## Fragmento del documento
⁂
Ángel González García
He tenido tiempo y ocasión de sentir el asombro y la excitación acobardada del europeo quizá no del todo urbanizado ante el tamaño de los puentes, las autopistas gigantes y eternas, el incesante tráfago de todos los pueblos del planeta que describe el ubetense de forma magistral.
Recuerdo la admiración pueblerina, a los 20 años de mi edad, ante el número de carriles de las carreteras interminables, cuando aún no sabía que algunas partes del mundo han muerto ahogadas en su propio asfalto, y que millones de personas sobreviven en islas suburbanas rodeadas de cabinas de peaje y rampas de incorporación rápida.
Recuerdo también cuando desaparecieron el vértigo de la aventura, el espanto sobrecogedor pero vibrante de la primera vez, y ya no veía casas enormes de jardines privados, sino barrios muertos, que evocaban imágenes de telediarios infantiles, con ciudades destruidas y calles fantasma. Llegó el día en que no vibré de novelería al ver los letreros anunciando mensajes evangélicos en un español cimarrón, como lo llama Muñoz Molina. Para entonces, ya había visto que detrás de las fachadas de los barrios grises y ahogados vivía gente muy triste, sin esperanzas, con la vida dividida entre lo que dejaron y lo que nunca volverían a tener.
⁂
Datos de comprensión de documentos
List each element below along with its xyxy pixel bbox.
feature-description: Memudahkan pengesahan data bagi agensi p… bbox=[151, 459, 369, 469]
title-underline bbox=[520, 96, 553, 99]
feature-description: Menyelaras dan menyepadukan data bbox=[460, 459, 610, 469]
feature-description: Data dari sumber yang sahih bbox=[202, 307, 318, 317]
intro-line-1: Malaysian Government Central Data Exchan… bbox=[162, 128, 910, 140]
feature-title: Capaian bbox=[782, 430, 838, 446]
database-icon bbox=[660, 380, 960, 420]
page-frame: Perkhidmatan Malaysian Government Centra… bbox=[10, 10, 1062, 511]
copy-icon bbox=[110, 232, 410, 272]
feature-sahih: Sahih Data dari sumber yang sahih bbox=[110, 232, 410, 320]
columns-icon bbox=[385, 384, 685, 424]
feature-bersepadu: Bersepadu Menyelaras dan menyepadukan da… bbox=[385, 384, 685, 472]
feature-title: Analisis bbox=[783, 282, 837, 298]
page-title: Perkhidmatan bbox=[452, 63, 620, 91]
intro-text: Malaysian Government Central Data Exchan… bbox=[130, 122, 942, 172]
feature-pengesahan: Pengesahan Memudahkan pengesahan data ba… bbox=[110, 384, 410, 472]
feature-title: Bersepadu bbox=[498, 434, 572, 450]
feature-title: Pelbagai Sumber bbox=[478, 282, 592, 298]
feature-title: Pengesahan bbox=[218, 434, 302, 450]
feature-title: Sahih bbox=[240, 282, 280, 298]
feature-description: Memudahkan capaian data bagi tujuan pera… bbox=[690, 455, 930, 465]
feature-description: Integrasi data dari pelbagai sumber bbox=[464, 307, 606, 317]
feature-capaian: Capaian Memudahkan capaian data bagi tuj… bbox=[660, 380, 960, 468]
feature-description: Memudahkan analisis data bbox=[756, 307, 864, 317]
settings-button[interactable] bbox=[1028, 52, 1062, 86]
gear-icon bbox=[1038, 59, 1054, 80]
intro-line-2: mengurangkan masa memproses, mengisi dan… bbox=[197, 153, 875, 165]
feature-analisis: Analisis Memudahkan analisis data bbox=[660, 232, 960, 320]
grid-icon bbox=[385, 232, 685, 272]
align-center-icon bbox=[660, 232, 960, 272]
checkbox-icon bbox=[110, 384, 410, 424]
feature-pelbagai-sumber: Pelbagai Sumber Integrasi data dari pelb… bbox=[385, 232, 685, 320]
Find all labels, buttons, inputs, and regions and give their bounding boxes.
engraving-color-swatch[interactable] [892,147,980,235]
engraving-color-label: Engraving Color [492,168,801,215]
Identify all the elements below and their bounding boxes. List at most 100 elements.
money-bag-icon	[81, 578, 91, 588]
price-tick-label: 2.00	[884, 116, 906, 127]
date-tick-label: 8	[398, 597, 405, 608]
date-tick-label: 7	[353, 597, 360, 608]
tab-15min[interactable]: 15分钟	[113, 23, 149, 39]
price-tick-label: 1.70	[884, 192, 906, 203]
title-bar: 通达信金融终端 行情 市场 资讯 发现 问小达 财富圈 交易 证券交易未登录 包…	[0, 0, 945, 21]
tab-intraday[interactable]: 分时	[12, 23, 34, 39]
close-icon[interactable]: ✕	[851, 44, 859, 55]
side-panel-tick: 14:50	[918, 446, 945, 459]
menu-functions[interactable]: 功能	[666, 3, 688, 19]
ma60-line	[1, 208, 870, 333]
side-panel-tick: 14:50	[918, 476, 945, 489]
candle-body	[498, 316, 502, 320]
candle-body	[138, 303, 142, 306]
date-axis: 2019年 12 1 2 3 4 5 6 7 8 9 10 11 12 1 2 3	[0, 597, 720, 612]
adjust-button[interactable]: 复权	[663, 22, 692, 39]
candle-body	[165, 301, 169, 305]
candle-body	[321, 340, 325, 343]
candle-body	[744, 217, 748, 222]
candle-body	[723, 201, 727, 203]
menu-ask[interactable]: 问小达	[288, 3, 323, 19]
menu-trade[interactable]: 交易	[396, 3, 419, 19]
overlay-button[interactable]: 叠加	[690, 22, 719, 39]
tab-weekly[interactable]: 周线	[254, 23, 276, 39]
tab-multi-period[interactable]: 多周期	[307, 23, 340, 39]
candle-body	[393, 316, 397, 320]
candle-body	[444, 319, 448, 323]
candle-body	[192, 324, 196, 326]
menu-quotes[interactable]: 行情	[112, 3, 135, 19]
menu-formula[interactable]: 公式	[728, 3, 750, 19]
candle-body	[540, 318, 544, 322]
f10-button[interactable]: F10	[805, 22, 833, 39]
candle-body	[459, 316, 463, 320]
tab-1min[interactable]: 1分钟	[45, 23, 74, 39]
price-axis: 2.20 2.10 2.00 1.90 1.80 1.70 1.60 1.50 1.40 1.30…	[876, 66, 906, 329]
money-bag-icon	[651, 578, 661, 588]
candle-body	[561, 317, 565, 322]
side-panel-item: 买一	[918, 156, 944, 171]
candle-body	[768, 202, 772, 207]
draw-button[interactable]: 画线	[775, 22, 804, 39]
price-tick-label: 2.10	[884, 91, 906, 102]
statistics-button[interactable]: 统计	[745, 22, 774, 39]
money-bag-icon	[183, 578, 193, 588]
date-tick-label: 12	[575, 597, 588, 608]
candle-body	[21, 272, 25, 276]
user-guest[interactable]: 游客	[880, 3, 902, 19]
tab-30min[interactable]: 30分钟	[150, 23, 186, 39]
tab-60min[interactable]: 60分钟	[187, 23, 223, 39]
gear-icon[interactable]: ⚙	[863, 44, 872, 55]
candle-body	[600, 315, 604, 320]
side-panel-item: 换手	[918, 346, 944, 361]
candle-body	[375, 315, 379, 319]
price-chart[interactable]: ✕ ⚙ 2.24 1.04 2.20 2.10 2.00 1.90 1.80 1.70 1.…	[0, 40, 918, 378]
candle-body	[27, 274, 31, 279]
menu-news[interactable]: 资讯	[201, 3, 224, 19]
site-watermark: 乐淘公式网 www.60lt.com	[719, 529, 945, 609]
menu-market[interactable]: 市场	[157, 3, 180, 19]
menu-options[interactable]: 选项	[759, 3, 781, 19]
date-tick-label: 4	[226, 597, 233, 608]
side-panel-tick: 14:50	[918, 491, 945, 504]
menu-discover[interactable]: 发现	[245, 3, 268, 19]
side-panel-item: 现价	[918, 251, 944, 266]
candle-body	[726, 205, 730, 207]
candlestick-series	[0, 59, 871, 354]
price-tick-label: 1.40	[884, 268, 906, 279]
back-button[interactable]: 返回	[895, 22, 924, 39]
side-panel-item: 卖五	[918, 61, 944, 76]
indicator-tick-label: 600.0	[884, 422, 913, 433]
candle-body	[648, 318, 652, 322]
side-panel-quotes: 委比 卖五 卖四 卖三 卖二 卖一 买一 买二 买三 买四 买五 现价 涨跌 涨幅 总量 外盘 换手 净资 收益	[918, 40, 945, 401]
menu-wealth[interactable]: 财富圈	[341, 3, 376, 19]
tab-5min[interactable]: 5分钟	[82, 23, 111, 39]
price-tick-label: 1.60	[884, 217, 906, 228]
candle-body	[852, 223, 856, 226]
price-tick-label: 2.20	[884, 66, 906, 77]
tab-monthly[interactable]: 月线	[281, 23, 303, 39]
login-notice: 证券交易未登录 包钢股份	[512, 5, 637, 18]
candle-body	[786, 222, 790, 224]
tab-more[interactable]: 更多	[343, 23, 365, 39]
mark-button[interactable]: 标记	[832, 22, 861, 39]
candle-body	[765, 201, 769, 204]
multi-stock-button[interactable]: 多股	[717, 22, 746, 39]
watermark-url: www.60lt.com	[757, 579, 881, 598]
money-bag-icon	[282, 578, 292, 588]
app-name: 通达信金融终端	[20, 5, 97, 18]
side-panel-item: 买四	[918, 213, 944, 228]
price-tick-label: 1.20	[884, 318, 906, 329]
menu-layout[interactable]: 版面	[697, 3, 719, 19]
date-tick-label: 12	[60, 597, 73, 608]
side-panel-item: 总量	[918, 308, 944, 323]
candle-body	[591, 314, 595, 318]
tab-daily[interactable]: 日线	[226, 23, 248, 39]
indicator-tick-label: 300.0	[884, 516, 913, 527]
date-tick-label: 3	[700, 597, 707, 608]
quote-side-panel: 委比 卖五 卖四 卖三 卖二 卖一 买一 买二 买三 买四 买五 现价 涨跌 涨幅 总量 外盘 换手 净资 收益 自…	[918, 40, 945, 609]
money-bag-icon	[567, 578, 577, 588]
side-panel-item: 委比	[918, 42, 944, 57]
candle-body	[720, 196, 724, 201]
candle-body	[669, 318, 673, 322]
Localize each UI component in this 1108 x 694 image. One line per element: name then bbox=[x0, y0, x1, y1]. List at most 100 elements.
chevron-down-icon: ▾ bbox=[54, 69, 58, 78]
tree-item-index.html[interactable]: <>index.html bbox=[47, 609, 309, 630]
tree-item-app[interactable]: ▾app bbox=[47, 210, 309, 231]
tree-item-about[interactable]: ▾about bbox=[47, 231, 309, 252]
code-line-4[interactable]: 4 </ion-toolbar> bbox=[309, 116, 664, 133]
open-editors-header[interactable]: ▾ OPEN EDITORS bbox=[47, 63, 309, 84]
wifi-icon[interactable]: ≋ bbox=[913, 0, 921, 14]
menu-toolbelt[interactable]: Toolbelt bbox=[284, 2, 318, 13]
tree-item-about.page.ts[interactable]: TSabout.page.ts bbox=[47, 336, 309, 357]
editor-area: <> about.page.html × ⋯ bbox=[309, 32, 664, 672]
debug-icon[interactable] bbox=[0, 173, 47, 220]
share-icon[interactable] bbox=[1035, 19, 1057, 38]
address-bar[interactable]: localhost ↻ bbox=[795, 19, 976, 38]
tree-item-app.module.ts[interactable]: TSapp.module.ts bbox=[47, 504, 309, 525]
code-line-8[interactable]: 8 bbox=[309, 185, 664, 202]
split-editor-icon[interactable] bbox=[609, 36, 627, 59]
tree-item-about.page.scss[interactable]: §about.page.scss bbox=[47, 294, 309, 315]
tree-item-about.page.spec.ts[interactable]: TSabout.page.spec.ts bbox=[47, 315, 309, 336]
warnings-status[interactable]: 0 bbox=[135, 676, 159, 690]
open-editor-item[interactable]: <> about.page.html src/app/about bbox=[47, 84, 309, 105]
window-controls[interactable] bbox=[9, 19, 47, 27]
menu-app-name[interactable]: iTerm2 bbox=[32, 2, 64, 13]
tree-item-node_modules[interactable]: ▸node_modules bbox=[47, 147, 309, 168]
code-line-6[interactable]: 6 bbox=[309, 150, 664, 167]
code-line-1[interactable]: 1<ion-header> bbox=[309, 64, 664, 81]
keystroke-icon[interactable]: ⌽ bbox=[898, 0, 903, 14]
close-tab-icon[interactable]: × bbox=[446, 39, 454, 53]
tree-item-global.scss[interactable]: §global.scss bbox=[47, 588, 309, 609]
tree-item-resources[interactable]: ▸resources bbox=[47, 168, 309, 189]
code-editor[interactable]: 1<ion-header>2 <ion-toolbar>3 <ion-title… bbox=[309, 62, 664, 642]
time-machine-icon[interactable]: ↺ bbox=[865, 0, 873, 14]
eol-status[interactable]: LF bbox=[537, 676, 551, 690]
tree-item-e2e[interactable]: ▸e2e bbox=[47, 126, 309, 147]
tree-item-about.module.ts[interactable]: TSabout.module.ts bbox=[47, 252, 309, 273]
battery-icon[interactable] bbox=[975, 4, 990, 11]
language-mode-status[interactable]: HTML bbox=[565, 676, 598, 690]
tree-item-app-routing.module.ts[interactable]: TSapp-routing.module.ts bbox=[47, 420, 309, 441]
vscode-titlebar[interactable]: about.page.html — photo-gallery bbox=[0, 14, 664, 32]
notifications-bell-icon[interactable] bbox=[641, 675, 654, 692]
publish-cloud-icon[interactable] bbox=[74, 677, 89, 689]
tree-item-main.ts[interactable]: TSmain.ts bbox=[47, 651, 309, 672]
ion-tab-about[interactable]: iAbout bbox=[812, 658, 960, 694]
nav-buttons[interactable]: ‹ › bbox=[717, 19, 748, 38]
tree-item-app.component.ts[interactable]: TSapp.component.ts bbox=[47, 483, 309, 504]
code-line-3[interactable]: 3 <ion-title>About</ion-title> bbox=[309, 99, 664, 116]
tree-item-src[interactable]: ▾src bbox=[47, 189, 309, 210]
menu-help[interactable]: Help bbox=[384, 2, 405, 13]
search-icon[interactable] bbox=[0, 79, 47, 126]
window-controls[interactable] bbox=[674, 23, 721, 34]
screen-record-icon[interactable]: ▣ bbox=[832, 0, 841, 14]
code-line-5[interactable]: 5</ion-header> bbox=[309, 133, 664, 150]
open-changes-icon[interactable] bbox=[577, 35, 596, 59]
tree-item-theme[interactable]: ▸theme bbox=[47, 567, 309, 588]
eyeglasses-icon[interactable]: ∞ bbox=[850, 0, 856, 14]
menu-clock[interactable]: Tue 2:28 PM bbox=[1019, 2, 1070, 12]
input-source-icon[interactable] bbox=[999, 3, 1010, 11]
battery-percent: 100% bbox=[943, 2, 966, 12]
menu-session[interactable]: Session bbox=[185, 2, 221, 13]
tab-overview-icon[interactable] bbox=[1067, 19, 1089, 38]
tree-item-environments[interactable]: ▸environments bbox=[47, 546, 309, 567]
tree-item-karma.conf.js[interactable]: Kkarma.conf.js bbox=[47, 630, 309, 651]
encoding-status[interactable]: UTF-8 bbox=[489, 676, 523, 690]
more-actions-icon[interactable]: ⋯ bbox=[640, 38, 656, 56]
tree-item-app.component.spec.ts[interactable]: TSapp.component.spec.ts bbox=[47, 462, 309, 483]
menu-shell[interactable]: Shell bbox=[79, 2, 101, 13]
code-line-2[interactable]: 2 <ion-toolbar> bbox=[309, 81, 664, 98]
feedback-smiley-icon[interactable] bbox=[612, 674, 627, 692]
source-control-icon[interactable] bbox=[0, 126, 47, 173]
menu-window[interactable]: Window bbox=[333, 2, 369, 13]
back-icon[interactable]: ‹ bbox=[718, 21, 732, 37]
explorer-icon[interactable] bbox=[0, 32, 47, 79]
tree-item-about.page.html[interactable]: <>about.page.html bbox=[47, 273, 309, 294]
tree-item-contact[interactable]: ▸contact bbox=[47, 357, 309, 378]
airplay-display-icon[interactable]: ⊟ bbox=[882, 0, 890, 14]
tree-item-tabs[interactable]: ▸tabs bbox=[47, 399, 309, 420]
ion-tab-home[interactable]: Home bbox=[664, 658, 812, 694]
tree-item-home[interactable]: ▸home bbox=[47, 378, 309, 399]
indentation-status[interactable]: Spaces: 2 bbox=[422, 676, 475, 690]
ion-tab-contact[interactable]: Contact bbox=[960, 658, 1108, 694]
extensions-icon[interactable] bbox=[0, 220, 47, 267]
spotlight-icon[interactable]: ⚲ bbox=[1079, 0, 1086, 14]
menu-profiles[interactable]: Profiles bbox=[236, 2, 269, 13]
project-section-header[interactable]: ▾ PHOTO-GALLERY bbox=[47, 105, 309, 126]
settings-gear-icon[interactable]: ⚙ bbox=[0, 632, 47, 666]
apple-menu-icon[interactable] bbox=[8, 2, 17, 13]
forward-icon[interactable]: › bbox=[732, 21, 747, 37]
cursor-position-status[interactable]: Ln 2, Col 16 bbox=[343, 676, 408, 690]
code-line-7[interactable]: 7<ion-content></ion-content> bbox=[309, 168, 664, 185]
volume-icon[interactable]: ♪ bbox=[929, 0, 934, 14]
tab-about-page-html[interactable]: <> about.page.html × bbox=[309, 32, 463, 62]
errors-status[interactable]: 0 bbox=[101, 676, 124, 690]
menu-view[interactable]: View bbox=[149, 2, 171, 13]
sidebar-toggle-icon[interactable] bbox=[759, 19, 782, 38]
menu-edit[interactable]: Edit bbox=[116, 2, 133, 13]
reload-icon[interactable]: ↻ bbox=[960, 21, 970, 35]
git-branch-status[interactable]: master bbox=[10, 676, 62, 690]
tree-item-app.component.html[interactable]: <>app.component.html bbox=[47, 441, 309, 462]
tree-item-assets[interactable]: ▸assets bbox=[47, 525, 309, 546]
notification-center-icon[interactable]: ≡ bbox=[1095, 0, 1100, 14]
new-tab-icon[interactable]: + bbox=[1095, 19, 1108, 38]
⁂
## Objetivo de la tarea
Retoma el texto sobre las autopistas y los barrios suburbanos y continúalo a partir de su última oración.

## Respuesta
En el camino entre JFK y Manhattan, uno ve todas las banderas que ondean delante del edificio de la ONU, en el corazón del centro del mundo, pasados los vertederos y las marismas. También se ven muchas otras. Están en las lunas de los coches, en las tiendas, en las gasolineras, en los balcones de las casas tuberculosas...Luego, cuando uno habla con los que han colocado esas banderas autoadhesivas, se da cuenta de que sus colores son los de la ruptura y la contradicción, del escorzo emocional. Por un lado, su tierra, su isla, su ciudad, son siempre un paraíso donde la gente conversa y escucha, se respeta a los mayores y se sabe disfrutar de las cosas buenas de la vida. Por otro, en esos lugares míticos de origen, nunca hay futuro, ni trabajo, ni la posibilidad de alcanzar todas esas cosas con que nos enseñan a soñar. Hablo lo mismo de científicos de Girona que prefieren investigar sin trabas en vez de mendigar subvenciones, que de empleados de gasolinera tailandeses, limpiando parabrisas a las cuatro de la mañana para hurtarle el cuerpo a una mísera parcela sedienta de monzón...
Las dos visiones, la del parque temático de acero y hormigón en vez de cartón piedra, y la de La tierra baldía de T.S. Elliot, se conjugan en la obra de Muñoz Molina de una manera asombrosa. Lo que a mí me tomó ocho años de vivir, cien veces de cruzar el anti-paraíso de JFK a Manhattan, Molina lo expresa en una docena de párrafos condensados y magistrales. Si hace veinte años el autor de Beatus Ille pudo componer alambicadas maravillas, ahora ofrece un castellano destilado, una de las mejores descripciones sobre la barriga del mundo que se han escrito en castellano.